Problem description: Check every line in the records below for the word "request" and report how many have it, nothing more.

Stored entries
___

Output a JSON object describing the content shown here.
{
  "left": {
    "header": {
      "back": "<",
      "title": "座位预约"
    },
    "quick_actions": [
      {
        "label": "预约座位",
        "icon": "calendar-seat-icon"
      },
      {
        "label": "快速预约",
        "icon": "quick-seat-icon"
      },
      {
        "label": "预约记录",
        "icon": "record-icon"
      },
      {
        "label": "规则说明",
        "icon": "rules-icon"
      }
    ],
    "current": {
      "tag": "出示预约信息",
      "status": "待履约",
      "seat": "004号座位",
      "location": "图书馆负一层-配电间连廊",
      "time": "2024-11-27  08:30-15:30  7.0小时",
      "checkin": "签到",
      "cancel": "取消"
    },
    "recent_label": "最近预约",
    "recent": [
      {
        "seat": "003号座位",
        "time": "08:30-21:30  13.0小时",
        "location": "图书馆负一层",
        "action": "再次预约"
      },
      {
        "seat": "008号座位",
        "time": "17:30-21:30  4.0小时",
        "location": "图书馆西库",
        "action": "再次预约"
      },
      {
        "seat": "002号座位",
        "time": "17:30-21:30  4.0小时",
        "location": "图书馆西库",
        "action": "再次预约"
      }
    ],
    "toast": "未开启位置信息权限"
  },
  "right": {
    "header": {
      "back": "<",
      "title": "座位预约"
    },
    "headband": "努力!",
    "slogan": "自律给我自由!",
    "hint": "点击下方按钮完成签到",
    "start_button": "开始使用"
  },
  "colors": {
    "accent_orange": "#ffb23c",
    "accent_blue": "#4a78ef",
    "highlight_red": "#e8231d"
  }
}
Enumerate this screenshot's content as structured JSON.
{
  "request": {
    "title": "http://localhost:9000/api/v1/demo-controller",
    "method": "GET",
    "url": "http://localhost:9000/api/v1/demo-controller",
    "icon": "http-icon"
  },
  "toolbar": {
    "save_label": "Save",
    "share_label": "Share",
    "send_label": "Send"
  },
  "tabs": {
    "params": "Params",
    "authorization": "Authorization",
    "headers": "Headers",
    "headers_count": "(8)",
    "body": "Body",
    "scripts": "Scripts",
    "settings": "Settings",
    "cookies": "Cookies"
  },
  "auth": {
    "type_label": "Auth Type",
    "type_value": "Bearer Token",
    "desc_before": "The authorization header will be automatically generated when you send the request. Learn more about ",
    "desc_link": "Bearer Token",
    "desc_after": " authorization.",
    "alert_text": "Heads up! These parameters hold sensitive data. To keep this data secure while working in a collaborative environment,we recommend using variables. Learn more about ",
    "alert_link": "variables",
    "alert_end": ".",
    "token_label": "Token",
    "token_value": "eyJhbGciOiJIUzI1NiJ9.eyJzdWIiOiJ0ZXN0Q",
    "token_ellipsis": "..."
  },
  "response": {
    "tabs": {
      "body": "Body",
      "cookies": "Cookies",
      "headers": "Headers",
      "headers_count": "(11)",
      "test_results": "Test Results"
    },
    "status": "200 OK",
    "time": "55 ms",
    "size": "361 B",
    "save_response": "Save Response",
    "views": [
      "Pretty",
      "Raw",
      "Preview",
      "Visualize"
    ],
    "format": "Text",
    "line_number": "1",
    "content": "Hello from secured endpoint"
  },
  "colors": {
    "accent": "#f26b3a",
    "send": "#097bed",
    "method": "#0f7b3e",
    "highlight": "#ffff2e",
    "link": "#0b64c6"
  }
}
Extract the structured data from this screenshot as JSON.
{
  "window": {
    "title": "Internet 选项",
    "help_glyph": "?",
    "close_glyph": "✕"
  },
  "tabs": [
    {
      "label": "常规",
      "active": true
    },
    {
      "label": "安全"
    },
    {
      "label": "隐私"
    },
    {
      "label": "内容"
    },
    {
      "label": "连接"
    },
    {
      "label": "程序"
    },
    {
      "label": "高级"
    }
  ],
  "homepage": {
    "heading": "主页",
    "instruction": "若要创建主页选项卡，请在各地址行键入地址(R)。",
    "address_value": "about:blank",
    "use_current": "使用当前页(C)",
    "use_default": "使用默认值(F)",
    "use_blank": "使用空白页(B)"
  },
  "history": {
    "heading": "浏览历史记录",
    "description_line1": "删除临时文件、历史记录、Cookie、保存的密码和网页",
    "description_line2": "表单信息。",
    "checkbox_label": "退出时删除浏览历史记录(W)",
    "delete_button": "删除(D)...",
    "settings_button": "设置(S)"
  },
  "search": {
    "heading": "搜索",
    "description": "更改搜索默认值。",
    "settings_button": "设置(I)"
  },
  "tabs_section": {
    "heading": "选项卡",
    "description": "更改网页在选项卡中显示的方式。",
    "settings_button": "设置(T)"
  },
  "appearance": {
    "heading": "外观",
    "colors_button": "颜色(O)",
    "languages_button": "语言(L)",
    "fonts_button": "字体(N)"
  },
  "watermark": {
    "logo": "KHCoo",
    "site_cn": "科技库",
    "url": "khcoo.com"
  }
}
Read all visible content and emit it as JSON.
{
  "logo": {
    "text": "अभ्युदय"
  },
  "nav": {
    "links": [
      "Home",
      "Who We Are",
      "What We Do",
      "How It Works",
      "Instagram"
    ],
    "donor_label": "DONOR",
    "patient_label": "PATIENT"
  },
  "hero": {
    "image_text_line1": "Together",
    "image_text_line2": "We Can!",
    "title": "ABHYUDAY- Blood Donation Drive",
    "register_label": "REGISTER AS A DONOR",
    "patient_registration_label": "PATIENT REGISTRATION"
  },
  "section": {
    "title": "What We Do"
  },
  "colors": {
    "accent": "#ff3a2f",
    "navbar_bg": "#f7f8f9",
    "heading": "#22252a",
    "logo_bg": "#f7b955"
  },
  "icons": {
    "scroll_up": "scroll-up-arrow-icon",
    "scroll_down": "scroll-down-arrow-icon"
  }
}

___

Exercise result: 2